-- Start STORED RECORDS --

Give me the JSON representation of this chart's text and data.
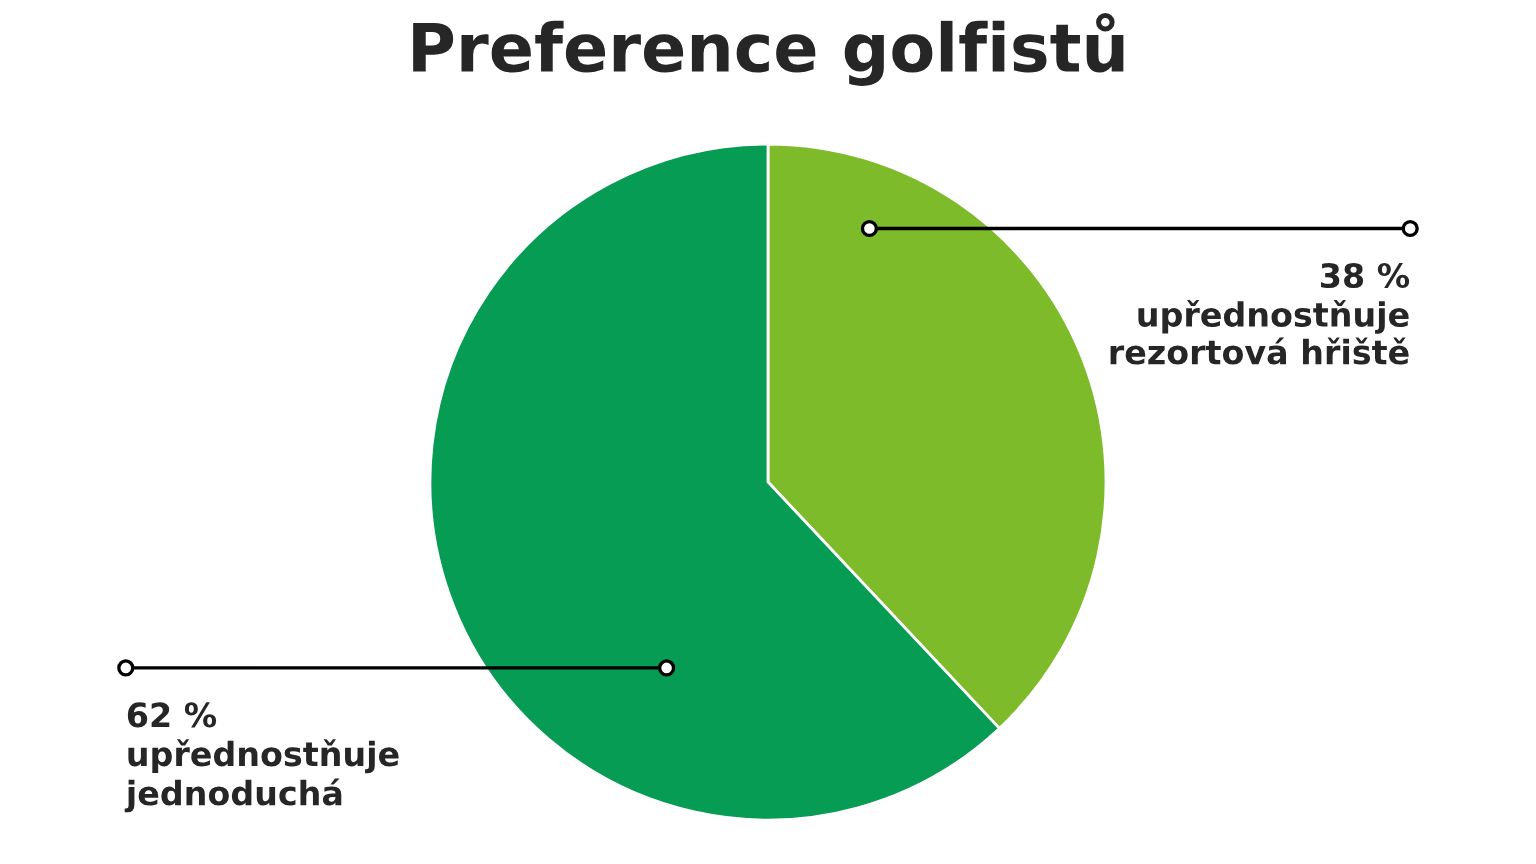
{
  "chart_data": {
    "type": "pie",
    "title": "Preference golfistů",
    "categories": [
      "upřednostňuje rezortová hřiště",
      "upřednostňuje jednoduchá"
    ],
    "values": [
      38,
      62
    ],
    "value_labels": [
      "38 %",
      "62 %"
    ],
    "colors": [
      "#7dbb2a",
      "#069c54"
    ]
  }
}
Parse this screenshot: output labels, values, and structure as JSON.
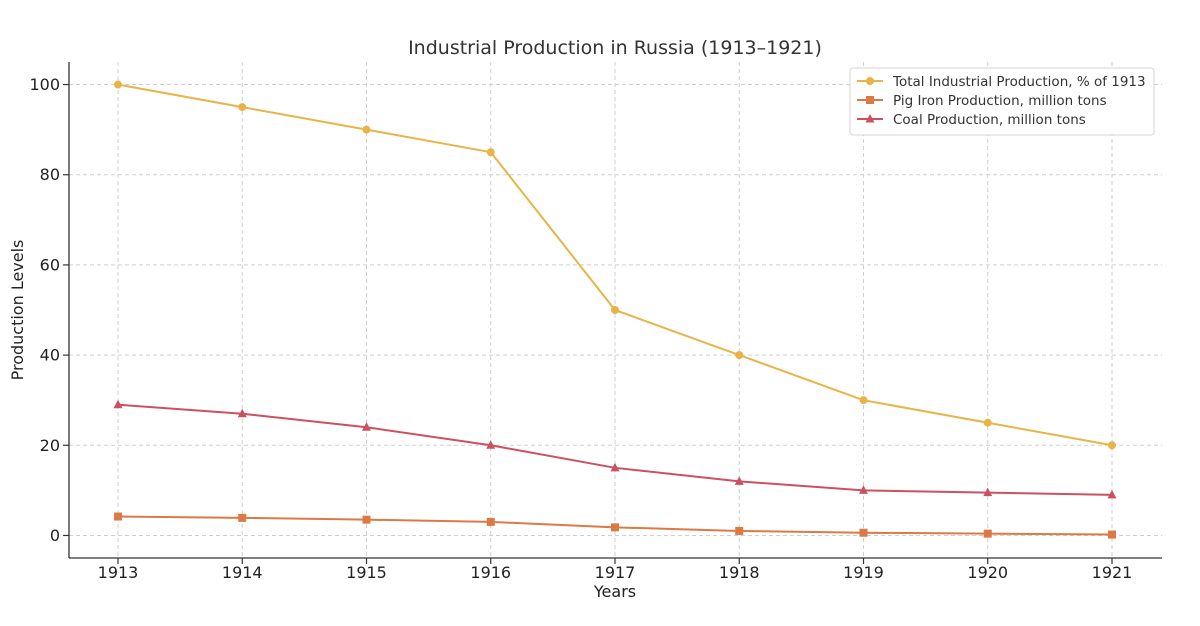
{
  "chart_data": {
    "type": "line",
    "title": "Industrial Production in Russia (1913–1921)",
    "xlabel": "Years",
    "ylabel": "Production Levels",
    "categories": [
      "1913",
      "1914",
      "1915",
      "1916",
      "1917",
      "1918",
      "1919",
      "1920",
      "1921"
    ],
    "ylim": [
      -5,
      105
    ],
    "yticks": [
      0,
      20,
      40,
      60,
      80,
      100
    ],
    "grid": true,
    "legend_position": "top-right",
    "series": [
      {
        "name": "Total Industrial Production, % of 1913",
        "color": "#e8b447",
        "marker": "circle",
        "values": [
          100,
          95,
          90,
          85,
          50,
          40,
          30,
          25,
          20
        ]
      },
      {
        "name": "Pig Iron Production, million tons",
        "color": "#db7a42",
        "marker": "square",
        "values": [
          4.2,
          3.9,
          3.5,
          3.0,
          1.8,
          1.0,
          0.6,
          0.4,
          0.2
        ]
      },
      {
        "name": "Coal Production, million tons",
        "color": "#cc5160",
        "marker": "triangle",
        "values": [
          29,
          27,
          24,
          20,
          15,
          12,
          10,
          9.5,
          9
        ]
      }
    ]
  }
}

-- End STORED RECORDS --

PROBLEM DETAILS
Using the material above, return every line exactly as it appears, minus the pictures.

EXERCISE RESPONSE
Give me the JSON representation of this chart's text and data.
{
  "chart_data": {
    "type": "pie",
    "title": "Preference golfistů",
    "categories": [
      "upřednostňuje rezortová hřiště",
      "upřednostňuje jednoduchá"
    ],
    "values": [
      38,
      62
    ],
    "value_labels": [
      "38 %",
      "62 %"
    ],
    "colors": [
      "#7dbb2a",
      "#069c54"
    ]
  }
}
Parse this screenshot: output labels, values, and structure as JSON.
{
  "chart_data": {
    "type": "line",
    "title": "Industrial Production in Russia (1913–1921)",
    "xlabel": "Years",
    "ylabel": "Production Levels",
    "categories": [
      "1913",
      "1914",
      "1915",
      "1916",
      "1917",
      "1918",
      "1919",
      "1920",
      "1921"
    ],
    "ylim": [
      -5,
      105
    ],
    "yticks": [
      0,
      20,
      40,
      60,
      80,
      100
    ],
    "grid": true,
    "legend_position": "top-right",
    "series": [
      {
        "name": "Total Industrial Production, % of 1913",
        "color": "#e8b447",
        "marker": "circle",
        "values": [
          100,
          95,
          90,
          85,
          50,
          40,
          30,
          25,
          20
        ]
      },
      {
        "name": "Pig Iron Production, million tons",
        "color": "#db7a42",
        "marker": "square",
        "values": [
          4.2,
          3.9,
          3.5,
          3.0,
          1.8,
          1.0,
          0.6,
          0.4,
          0.2
        ]
      },
      {
        "name": "Coal Production, million tons",
        "color": "#cc5160",
        "marker": "triangle",
        "values": [
          29,
          27,
          24,
          20,
          15,
          12,
          10,
          9.5,
          9
        ]
      }
    ]
  }
}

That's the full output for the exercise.